_SHORT PROBLEM:_
Copy the lines below word for word, from the first one through the line containing "status-value: OK (104, 458, 120, 470)".

— START DATA SHOWN —

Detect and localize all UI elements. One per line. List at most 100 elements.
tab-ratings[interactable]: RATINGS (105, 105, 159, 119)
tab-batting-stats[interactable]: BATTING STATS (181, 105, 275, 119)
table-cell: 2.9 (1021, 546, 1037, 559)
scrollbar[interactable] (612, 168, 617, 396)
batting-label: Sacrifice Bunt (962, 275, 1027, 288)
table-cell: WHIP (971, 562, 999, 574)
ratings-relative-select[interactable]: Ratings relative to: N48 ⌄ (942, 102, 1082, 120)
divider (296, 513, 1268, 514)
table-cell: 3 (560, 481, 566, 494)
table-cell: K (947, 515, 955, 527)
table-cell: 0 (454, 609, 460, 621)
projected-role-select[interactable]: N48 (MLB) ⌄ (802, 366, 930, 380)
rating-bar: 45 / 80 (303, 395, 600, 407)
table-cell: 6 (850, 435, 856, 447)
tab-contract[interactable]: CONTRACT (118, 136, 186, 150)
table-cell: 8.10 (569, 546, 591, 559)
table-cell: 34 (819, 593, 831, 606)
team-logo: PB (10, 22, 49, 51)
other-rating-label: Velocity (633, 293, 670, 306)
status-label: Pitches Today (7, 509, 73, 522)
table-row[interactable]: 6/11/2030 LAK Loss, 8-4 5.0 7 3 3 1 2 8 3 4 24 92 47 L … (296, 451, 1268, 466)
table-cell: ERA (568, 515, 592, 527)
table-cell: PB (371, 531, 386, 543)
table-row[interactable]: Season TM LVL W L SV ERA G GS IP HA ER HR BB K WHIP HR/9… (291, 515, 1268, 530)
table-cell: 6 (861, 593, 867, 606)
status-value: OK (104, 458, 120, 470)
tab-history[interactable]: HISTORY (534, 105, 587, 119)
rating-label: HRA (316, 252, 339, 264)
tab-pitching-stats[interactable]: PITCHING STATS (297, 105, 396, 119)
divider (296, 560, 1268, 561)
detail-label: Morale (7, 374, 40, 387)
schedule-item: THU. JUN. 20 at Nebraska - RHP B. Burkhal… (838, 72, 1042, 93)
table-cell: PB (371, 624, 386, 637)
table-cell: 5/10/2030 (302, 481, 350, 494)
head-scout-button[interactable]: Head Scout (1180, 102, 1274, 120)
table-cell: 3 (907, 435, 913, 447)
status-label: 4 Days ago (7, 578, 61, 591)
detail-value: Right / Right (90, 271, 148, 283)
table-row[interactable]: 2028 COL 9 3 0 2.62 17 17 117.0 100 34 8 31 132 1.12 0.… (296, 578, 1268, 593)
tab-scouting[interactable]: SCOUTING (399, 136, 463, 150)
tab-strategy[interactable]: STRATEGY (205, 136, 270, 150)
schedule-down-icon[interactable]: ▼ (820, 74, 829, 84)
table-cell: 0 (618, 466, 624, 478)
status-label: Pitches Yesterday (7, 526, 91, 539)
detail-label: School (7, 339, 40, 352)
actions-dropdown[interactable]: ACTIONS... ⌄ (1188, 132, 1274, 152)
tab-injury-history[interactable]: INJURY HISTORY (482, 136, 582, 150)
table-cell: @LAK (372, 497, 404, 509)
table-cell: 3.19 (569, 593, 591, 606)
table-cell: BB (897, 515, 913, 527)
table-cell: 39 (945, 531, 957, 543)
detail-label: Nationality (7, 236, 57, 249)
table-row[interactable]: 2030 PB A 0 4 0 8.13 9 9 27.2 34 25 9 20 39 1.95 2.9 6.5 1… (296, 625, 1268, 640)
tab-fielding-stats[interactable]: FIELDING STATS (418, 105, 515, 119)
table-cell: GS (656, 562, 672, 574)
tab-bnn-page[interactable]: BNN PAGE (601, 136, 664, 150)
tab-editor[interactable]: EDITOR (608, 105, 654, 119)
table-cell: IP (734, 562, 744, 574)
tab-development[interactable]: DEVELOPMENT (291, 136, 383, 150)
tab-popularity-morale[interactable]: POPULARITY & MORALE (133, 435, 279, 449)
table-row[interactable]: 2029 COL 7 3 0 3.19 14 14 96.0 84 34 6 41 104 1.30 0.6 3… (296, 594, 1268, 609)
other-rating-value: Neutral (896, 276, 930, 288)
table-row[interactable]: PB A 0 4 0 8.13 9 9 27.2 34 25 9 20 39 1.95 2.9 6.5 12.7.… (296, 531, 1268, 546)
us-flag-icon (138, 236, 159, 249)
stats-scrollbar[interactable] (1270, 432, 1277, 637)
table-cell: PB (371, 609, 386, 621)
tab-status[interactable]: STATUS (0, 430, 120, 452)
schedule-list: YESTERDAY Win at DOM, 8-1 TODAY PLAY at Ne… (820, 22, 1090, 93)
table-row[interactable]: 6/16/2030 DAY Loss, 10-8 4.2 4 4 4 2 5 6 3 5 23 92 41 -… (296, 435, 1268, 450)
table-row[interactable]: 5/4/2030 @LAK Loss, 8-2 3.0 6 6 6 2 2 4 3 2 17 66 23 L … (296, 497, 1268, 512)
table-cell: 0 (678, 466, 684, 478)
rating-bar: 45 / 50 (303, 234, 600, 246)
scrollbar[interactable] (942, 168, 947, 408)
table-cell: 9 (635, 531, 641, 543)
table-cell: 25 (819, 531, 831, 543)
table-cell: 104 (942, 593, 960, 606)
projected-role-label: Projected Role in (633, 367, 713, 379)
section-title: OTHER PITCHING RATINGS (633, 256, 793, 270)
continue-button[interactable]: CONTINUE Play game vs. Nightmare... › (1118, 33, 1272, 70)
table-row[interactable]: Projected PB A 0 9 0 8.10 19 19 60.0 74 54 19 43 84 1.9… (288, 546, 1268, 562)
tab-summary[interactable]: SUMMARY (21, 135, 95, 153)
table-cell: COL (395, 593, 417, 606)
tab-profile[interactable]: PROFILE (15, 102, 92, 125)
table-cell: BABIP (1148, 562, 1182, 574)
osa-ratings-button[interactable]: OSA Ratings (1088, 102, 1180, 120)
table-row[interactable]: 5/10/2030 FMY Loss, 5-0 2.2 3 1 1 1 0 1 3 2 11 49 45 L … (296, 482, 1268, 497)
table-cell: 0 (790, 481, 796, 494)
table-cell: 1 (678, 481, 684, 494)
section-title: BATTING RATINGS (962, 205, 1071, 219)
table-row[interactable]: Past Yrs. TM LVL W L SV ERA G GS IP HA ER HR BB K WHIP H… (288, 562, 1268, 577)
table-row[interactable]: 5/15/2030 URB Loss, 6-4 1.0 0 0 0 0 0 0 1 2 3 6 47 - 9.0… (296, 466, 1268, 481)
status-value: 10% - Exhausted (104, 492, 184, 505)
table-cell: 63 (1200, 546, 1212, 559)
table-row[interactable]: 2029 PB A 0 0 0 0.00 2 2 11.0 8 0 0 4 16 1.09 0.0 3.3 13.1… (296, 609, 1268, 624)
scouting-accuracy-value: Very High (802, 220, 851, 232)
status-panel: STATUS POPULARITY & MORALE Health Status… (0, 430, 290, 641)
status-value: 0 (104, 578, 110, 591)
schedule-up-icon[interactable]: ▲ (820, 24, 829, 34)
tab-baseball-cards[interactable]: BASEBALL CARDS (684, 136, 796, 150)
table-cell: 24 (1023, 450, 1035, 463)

— END DATA SHOWN —

_RESULT:_
Detect and localize all UI elements. One per line. List at most 100 elements.
tab-ratings[interactable]: RATINGS (105, 105, 159, 119)
tab-batting-stats[interactable]: BATTING STATS (181, 105, 275, 119)
table-cell: 2.9 (1021, 546, 1037, 559)
scrollbar[interactable] (612, 168, 617, 396)
batting-label: Sacrifice Bunt (962, 275, 1027, 288)
table-cell: WHIP (971, 562, 999, 574)
ratings-relative-select[interactable]: Ratings relative to: N48 ⌄ (942, 102, 1082, 120)
divider (296, 513, 1268, 514)
table-cell: 3 (560, 481, 566, 494)
table-cell: K (947, 515, 955, 527)
table-cell: 0 (454, 609, 460, 621)
projected-role-select[interactable]: N48 (MLB) ⌄ (802, 366, 930, 380)
rating-bar: 45 / 80 (303, 395, 600, 407)
table-cell: 6 (850, 435, 856, 447)
tab-contract[interactable]: CONTRACT (118, 136, 186, 150)
table-cell: 8.10 (569, 546, 591, 559)
table-cell: 34 (819, 593, 831, 606)
team-logo: PB (10, 22, 49, 51)
other-rating-label: Velocity (633, 293, 670, 306)
status-label: Pitches Today (7, 509, 73, 522)
table-row[interactable]: 6/11/2030 LAK Loss, 8-4 5.0 7 3 3 1 2 8 3 4 24 92 47 L … (296, 451, 1268, 466)
table-cell: ERA (568, 515, 592, 527)
table-cell: PB (371, 531, 386, 543)
table-row[interactable]: Season TM LVL W L SV ERA G GS IP HA ER HR BB K WHIP HR/9… (291, 515, 1268, 530)
table-cell: 6 (861, 593, 867, 606)
status-value: OK (104, 458, 120, 470)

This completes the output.